━━━ Source records ━━━

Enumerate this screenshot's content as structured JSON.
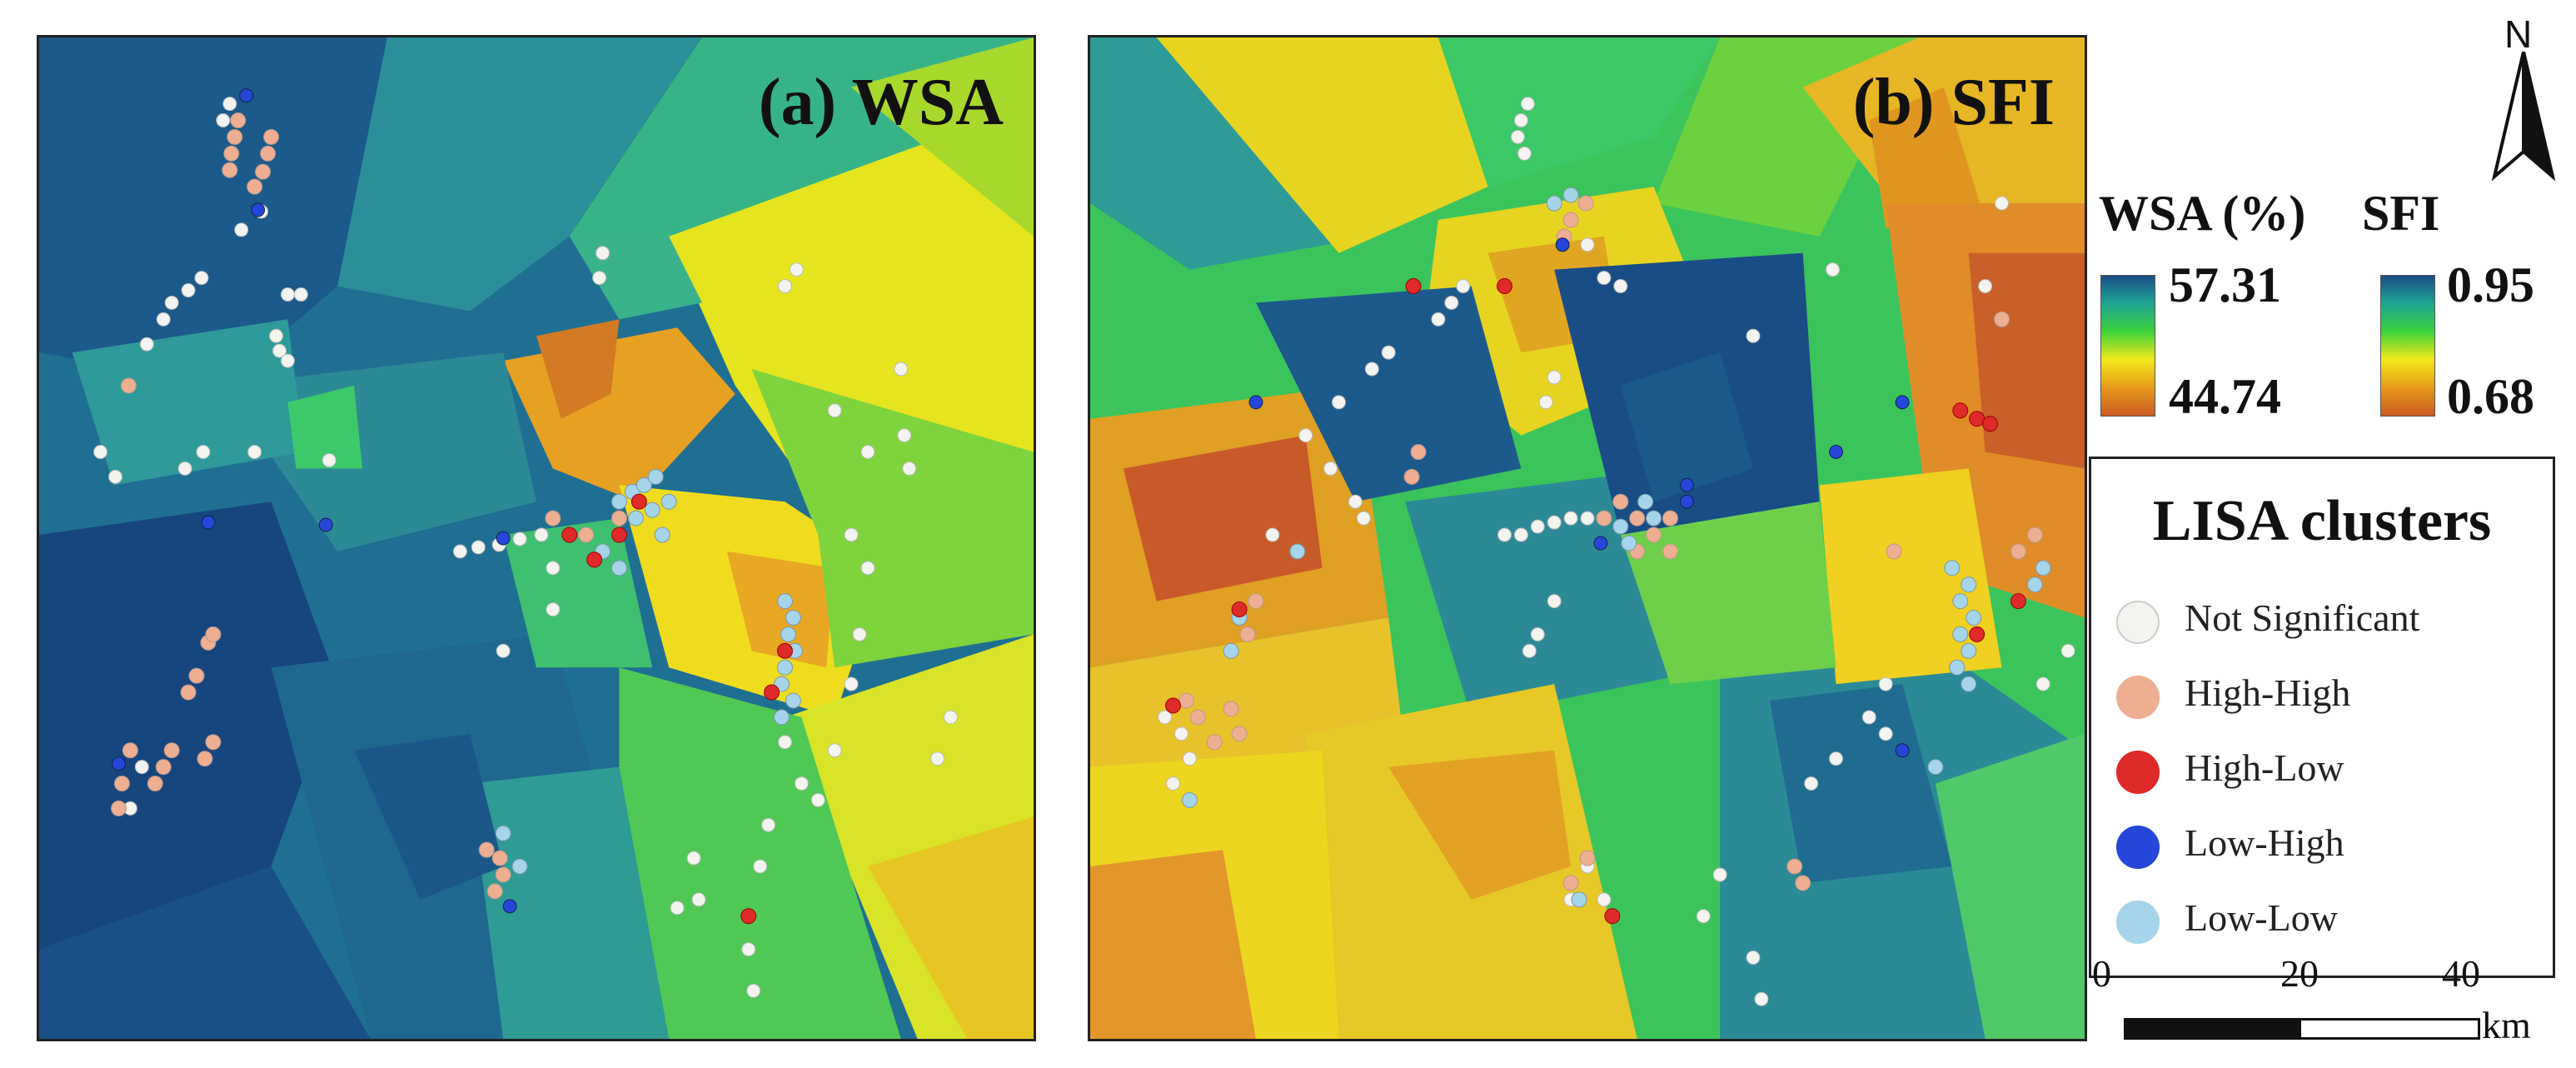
{
  "panels": {
    "a": {
      "title": "(a) WSA"
    },
    "b": {
      "title": "(b) SFI"
    }
  },
  "legend": {
    "wsa": {
      "title": "WSA (%)",
      "max": "57.31",
      "min": "44.74"
    },
    "sfi": {
      "title": "SFI",
      "max": "0.95",
      "min": "0.68"
    },
    "ramp_colors": [
      "#1a4d86",
      "#1fa592",
      "#3dd23a",
      "#f2e81a",
      "#e69a1a",
      "#cc5a26"
    ]
  },
  "north_arrow": {
    "label": "N"
  },
  "lisa": {
    "title": "LISA clusters",
    "items": [
      {
        "label": "Not Significant",
        "color": "#f3f3f0"
      },
      {
        "label": "High-High",
        "color": "#eeae92"
      },
      {
        "label": "High-Low",
        "color": "#df2a2a"
      },
      {
        "label": "Low-High",
        "color": "#2546d8"
      },
      {
        "label": "Low-Low",
        "color": "#a6d4ea"
      }
    ]
  },
  "scale_bar": {
    "ticks": [
      "0",
      "20",
      "40"
    ],
    "unit": "km"
  }
}
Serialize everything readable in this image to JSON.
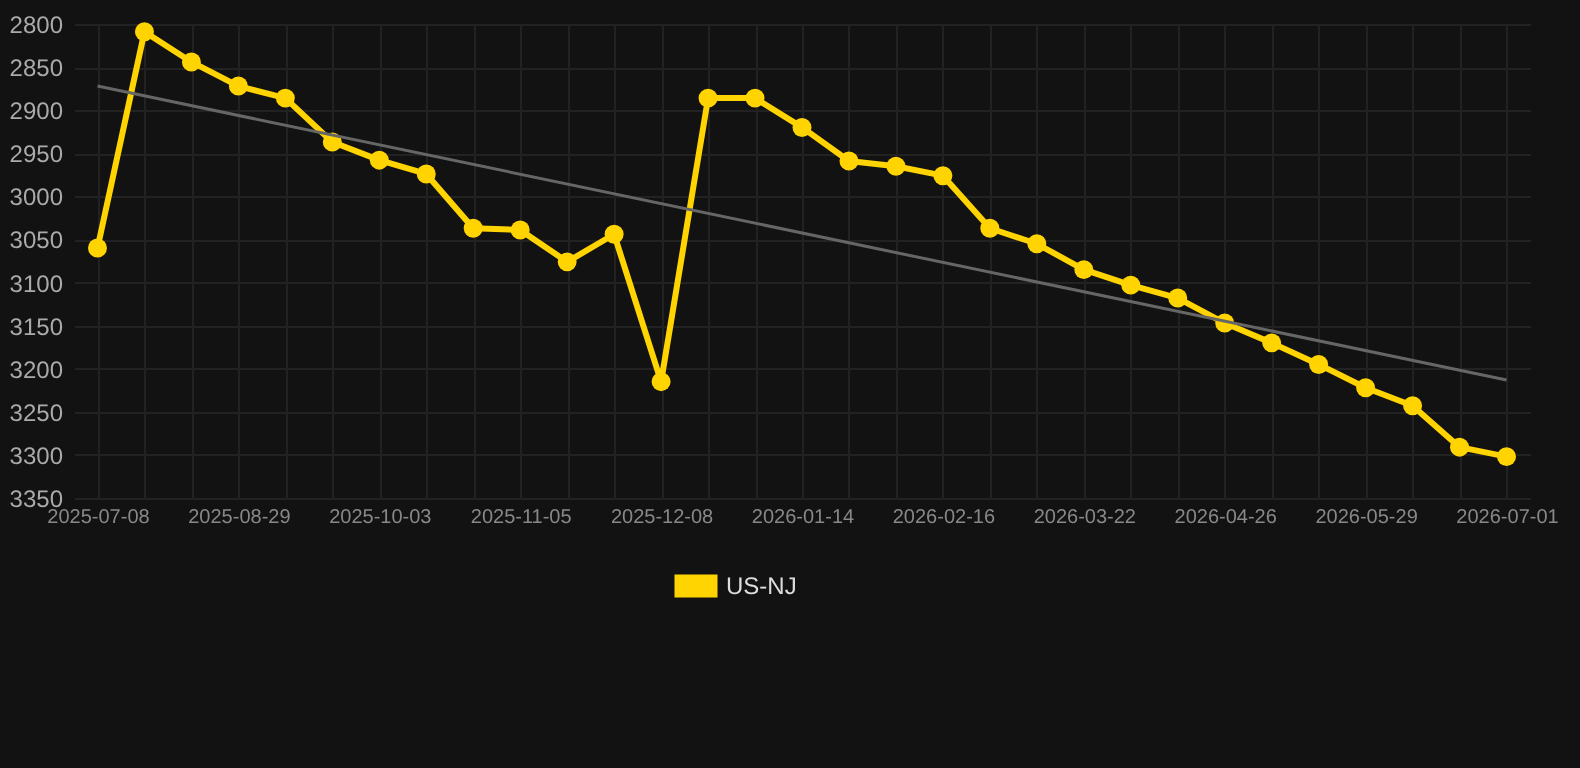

━━━

Gather each line of the records holding the string "JSON".

Enumerate this screenshot's content as structured JSON.
Serialize everything readable in this image to JSON.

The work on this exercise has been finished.